Collected data entries
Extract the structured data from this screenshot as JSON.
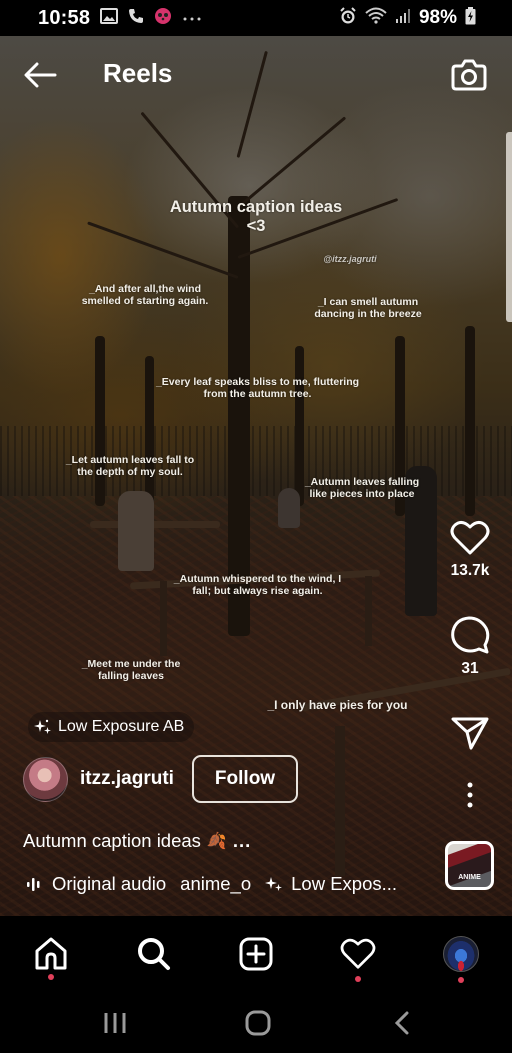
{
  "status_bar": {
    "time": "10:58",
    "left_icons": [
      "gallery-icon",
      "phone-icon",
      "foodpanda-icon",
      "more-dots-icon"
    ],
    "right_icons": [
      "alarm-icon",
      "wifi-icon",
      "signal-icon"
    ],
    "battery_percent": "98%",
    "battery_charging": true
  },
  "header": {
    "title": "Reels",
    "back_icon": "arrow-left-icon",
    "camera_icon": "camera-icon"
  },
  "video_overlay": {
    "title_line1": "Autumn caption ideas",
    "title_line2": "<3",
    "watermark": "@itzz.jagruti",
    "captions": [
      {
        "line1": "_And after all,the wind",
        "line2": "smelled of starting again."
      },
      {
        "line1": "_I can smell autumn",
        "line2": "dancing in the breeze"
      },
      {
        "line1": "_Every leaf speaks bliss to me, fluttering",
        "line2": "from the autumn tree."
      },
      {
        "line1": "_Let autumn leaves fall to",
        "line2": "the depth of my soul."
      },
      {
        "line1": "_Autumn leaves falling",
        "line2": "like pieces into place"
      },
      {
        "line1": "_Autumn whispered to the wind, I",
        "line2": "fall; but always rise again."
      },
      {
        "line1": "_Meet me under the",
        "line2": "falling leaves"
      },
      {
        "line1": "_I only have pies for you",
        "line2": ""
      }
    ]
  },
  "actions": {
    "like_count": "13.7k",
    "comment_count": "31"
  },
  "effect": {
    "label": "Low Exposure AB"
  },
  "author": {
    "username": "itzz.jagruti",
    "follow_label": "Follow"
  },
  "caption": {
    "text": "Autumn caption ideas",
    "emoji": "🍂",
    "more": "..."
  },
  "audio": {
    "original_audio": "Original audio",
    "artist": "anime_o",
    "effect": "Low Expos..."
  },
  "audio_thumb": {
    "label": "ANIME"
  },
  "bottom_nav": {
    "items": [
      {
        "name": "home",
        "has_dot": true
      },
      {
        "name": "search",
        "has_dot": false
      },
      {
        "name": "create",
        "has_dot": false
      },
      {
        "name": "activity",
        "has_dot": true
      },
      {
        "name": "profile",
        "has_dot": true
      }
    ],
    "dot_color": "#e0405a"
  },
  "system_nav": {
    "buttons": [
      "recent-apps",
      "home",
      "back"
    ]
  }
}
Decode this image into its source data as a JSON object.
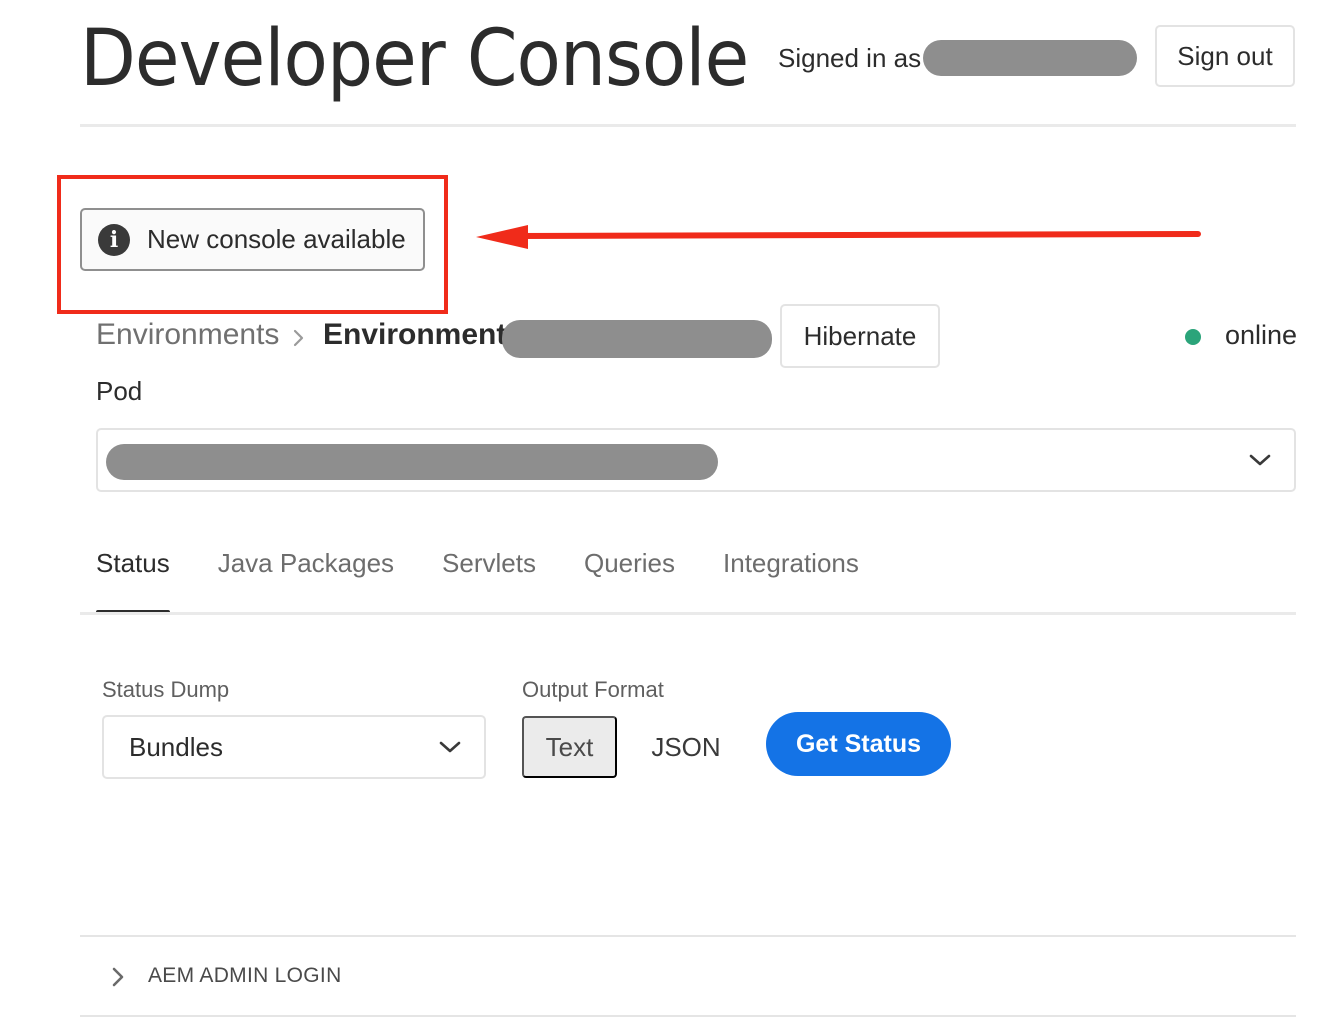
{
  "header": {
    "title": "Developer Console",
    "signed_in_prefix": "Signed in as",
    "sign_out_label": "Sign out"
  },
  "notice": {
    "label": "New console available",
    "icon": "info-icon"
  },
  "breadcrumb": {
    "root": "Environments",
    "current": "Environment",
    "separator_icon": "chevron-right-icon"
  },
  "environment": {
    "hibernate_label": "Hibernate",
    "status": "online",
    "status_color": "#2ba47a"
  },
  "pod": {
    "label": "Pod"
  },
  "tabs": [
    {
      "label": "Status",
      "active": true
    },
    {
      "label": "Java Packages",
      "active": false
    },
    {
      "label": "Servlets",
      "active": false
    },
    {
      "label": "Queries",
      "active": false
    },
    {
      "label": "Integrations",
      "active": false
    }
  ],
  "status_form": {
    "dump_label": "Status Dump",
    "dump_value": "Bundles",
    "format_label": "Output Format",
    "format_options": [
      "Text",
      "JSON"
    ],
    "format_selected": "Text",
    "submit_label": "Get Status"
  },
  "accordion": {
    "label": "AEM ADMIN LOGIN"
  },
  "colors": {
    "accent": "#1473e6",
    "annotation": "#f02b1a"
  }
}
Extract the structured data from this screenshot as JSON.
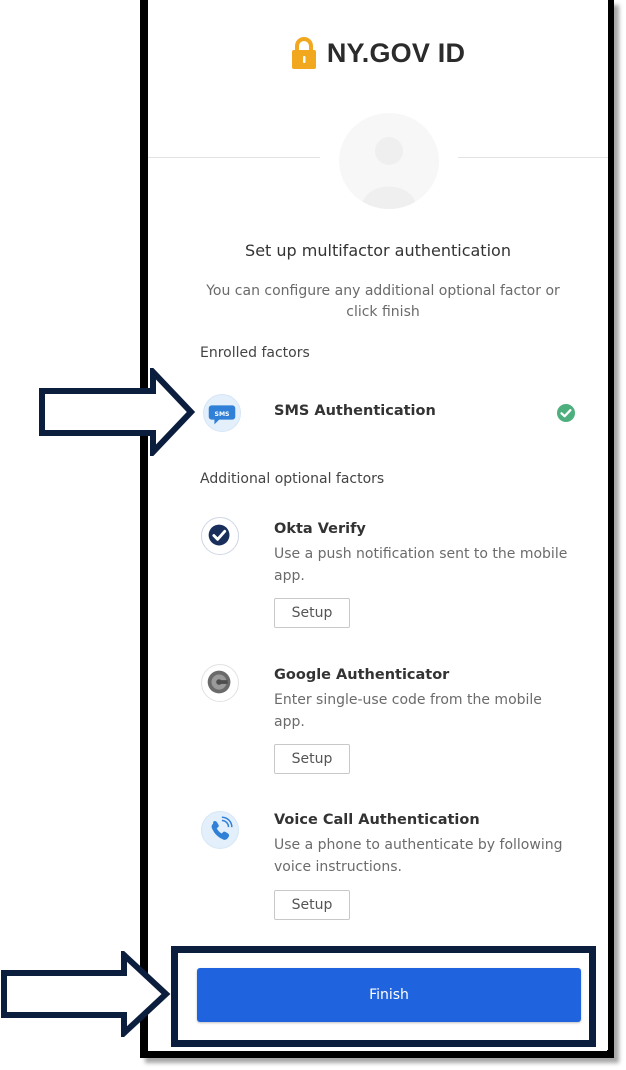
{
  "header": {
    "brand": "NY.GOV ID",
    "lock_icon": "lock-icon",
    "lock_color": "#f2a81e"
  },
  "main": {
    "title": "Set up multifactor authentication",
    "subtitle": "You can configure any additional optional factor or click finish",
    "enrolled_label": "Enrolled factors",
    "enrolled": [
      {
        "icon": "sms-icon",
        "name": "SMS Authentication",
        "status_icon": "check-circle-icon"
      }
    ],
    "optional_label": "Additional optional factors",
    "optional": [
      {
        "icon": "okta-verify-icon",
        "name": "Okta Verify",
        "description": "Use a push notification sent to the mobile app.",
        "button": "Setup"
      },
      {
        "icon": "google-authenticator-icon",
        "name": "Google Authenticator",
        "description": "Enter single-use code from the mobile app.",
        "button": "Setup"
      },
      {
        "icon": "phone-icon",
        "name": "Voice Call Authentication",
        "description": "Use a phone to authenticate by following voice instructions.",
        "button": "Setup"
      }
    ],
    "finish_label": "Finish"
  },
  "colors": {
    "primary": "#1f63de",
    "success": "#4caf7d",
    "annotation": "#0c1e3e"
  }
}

* [WHAT IS ASKED] Pull out every line of the records that includes the string "optional".

* [COMPLETED EXERCISE]
    "subtitle": "You can configure any additional optional factor or click finish",
    "optional_label": "Additional optional factors",
    "optional": [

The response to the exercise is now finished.